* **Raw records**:
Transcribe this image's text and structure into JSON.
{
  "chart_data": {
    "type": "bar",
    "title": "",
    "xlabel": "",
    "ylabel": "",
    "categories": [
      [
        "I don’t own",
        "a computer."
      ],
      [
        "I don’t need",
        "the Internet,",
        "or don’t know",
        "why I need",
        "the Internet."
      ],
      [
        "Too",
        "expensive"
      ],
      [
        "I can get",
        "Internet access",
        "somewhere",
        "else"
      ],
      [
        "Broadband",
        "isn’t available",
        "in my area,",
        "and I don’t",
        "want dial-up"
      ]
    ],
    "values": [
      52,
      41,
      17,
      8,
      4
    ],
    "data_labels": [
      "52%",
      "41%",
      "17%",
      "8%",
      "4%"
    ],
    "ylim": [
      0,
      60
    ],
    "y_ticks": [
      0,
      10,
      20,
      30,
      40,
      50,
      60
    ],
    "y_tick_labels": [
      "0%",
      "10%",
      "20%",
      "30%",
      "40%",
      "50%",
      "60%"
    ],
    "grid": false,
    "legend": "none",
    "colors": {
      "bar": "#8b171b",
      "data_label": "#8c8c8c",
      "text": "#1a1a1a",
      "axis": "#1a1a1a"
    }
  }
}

* **PROBLEM DETAILS**: Set all of the records down again, exactly as they stand.

* **COMPLETE OUTPUT**:
Transcribe this image's text and structure into JSON.
{
  "chart_data": {
    "type": "bar",
    "title": "",
    "xlabel": "",
    "ylabel": "",
    "categories": [
      [
        "I don’t own",
        "a computer."
      ],
      [
        "I don’t need",
        "the Internet,",
        "or don’t know",
        "why I need",
        "the Internet."
      ],
      [
        "Too",
        "expensive"
      ],
      [
        "I can get",
        "Internet access",
        "somewhere",
        "else"
      ],
      [
        "Broadband",
        "isn’t available",
        "in my area,",
        "and I don’t",
        "want dial-up"
      ]
    ],
    "values": [
      52,
      41,
      17,
      8,
      4
    ],
    "data_labels": [
      "52%",
      "41%",
      "17%",
      "8%",
      "4%"
    ],
    "ylim": [
      0,
      60
    ],
    "y_ticks": [
      0,
      10,
      20,
      30,
      40,
      50,
      60
    ],
    "y_tick_labels": [
      "0%",
      "10%",
      "20%",
      "30%",
      "40%",
      "50%",
      "60%"
    ],
    "grid": false,
    "legend": "none",
    "colors": {
      "bar": "#8b171b",
      "data_label": "#8c8c8c",
      "text": "#1a1a1a",
      "axis": "#1a1a1a"
    }
  }
}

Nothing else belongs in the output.